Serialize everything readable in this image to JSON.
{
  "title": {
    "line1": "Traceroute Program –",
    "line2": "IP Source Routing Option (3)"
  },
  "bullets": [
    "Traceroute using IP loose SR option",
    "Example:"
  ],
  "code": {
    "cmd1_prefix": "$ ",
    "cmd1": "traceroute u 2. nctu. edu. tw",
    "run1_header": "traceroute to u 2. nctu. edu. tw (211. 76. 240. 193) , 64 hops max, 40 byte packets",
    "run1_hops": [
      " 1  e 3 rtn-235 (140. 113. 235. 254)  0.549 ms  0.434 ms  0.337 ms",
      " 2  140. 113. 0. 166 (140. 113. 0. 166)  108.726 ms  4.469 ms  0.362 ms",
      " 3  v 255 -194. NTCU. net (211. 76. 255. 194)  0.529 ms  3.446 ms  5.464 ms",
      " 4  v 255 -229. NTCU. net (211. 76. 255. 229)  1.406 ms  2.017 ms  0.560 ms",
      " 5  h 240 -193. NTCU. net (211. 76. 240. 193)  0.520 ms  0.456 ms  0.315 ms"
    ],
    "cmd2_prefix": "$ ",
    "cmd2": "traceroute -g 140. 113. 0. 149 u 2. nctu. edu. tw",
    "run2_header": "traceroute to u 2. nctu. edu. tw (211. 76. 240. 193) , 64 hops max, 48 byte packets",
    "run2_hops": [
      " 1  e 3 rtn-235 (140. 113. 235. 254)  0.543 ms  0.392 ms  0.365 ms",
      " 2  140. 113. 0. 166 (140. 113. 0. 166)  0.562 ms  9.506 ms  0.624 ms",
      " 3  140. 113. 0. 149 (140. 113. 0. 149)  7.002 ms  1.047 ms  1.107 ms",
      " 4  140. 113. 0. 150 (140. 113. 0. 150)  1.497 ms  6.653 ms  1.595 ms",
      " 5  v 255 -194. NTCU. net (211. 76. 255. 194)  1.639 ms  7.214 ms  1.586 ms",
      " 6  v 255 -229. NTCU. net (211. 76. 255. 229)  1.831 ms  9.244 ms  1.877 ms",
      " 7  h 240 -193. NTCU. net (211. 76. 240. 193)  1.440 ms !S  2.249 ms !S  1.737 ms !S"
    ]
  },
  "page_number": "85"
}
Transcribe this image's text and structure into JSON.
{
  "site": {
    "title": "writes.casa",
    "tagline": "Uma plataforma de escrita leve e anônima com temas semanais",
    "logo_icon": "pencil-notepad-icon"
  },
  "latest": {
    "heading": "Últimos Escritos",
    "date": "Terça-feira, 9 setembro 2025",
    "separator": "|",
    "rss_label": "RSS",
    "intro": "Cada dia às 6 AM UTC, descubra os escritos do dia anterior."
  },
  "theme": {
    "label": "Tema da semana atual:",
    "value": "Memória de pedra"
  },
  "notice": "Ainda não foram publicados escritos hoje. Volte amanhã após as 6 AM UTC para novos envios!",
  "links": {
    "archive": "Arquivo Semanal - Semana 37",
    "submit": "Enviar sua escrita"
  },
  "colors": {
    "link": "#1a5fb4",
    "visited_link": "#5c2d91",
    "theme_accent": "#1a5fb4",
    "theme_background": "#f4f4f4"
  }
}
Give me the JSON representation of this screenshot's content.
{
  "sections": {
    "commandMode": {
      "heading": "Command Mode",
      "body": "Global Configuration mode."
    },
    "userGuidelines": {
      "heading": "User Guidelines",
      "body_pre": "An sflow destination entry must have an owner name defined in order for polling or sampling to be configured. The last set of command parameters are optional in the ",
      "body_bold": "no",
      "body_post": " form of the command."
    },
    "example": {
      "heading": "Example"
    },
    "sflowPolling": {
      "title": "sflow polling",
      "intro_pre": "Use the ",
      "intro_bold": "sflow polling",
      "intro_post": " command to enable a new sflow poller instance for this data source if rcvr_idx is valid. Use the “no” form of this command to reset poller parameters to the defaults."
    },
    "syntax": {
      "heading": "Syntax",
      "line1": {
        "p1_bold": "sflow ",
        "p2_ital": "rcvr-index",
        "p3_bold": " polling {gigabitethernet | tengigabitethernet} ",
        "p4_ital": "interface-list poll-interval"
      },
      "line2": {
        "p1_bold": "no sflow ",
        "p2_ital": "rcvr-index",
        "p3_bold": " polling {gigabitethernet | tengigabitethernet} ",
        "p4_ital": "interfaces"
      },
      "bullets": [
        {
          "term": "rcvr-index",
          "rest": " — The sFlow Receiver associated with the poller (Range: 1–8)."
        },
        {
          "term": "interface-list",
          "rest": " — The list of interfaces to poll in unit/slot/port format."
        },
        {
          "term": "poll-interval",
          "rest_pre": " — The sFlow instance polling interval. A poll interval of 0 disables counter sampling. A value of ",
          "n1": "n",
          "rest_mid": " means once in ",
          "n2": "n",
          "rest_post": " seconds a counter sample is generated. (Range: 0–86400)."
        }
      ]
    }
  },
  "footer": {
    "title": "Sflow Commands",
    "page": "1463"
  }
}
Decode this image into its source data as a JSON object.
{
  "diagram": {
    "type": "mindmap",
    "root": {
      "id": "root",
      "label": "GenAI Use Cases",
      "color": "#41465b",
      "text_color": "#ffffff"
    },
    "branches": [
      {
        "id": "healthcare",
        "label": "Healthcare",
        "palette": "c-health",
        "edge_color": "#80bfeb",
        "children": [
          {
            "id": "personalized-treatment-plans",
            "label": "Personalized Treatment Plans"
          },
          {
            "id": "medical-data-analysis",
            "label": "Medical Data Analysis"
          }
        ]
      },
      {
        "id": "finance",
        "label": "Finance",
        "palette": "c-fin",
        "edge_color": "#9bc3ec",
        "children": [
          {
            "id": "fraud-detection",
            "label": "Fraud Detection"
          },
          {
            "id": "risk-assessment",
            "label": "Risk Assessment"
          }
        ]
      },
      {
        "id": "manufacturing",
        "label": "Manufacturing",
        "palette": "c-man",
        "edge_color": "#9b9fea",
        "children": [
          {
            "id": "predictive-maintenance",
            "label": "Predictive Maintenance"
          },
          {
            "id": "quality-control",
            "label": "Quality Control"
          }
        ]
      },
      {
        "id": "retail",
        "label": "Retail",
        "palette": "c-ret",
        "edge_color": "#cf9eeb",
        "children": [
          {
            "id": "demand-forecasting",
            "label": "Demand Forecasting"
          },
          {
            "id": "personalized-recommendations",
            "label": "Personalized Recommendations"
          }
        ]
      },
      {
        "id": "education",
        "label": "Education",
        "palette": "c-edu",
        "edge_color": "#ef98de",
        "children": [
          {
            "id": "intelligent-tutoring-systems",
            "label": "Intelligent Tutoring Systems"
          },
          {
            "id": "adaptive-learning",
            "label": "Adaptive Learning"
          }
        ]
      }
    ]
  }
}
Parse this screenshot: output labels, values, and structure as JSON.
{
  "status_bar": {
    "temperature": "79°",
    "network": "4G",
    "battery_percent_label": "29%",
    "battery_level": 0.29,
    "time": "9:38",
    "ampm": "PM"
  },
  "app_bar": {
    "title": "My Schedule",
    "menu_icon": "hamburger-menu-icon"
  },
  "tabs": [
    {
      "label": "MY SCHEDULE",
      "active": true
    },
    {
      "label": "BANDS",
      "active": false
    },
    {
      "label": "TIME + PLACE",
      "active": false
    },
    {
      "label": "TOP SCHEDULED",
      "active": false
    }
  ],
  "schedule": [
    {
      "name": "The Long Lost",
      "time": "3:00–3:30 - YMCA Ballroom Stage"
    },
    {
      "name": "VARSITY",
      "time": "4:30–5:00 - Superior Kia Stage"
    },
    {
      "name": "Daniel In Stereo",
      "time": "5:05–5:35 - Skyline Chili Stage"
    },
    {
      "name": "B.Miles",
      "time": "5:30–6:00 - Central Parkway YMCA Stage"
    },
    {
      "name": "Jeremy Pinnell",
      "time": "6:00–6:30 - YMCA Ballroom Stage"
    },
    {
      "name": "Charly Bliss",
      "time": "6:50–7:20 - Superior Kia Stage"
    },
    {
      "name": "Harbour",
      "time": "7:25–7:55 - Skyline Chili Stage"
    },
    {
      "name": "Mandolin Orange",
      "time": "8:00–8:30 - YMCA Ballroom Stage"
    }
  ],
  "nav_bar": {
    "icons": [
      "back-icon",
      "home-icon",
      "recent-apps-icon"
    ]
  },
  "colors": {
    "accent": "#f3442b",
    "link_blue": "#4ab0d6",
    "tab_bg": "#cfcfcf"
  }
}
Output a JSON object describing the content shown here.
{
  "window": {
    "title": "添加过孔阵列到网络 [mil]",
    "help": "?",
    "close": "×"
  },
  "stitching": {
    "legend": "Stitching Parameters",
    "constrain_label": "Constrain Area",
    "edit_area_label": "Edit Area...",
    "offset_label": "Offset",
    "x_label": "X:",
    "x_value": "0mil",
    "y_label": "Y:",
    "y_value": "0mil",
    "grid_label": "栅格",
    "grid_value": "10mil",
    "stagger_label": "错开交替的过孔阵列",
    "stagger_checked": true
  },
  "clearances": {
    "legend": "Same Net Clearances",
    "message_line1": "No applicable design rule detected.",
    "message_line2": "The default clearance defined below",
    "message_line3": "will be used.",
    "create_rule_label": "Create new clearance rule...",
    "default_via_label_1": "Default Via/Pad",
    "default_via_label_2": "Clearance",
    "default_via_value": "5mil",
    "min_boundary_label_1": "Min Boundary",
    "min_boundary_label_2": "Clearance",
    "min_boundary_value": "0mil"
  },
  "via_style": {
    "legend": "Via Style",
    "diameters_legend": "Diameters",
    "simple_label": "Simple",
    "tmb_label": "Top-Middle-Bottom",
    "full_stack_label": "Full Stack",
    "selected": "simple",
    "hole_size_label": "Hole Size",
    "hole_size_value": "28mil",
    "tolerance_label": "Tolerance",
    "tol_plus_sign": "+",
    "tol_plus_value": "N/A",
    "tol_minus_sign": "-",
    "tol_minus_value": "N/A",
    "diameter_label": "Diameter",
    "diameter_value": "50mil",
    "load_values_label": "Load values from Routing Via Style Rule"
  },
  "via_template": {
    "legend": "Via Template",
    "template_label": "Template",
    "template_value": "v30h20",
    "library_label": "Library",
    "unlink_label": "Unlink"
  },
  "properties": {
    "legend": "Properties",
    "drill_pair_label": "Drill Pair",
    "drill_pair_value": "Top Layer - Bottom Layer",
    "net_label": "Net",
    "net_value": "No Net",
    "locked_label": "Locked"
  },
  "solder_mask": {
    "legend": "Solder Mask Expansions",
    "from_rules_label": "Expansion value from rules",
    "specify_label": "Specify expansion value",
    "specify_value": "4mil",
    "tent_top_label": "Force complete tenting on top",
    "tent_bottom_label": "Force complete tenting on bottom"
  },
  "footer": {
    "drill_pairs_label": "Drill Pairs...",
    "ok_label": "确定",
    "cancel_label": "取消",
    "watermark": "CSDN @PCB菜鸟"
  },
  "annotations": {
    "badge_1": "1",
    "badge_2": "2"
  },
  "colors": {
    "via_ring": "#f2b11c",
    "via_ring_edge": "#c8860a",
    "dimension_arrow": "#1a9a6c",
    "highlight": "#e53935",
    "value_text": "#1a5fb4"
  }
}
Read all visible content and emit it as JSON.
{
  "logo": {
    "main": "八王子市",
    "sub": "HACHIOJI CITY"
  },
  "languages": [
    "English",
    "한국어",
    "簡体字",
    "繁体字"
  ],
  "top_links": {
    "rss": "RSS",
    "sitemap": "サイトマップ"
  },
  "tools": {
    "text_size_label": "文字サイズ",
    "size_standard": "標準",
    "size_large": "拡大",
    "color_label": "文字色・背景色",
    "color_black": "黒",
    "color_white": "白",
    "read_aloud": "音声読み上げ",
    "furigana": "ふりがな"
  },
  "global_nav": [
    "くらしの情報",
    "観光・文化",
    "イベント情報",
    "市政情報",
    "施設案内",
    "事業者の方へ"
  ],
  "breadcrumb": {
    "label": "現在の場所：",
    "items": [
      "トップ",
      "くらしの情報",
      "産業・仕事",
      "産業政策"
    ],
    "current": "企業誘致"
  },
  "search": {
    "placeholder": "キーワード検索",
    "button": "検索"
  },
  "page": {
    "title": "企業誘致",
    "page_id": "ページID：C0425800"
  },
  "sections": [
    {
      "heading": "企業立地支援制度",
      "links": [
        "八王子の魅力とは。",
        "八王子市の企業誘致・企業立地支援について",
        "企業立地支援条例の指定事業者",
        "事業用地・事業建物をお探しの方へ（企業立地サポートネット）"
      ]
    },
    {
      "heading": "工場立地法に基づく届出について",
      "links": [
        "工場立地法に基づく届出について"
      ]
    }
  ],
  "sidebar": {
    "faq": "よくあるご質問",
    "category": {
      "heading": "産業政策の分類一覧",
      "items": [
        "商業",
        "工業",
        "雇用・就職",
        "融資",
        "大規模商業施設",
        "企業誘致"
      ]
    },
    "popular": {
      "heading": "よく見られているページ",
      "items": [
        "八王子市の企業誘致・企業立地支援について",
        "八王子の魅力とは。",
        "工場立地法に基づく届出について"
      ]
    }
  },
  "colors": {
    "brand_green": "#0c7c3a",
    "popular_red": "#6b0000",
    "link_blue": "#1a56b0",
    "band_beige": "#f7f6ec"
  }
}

+++

§ **GOAL OF THE EXERCISE**
Your answer should be a single number: the count of lines in the entries that contain the word "from".

§ **WORKED SOLUTION**
2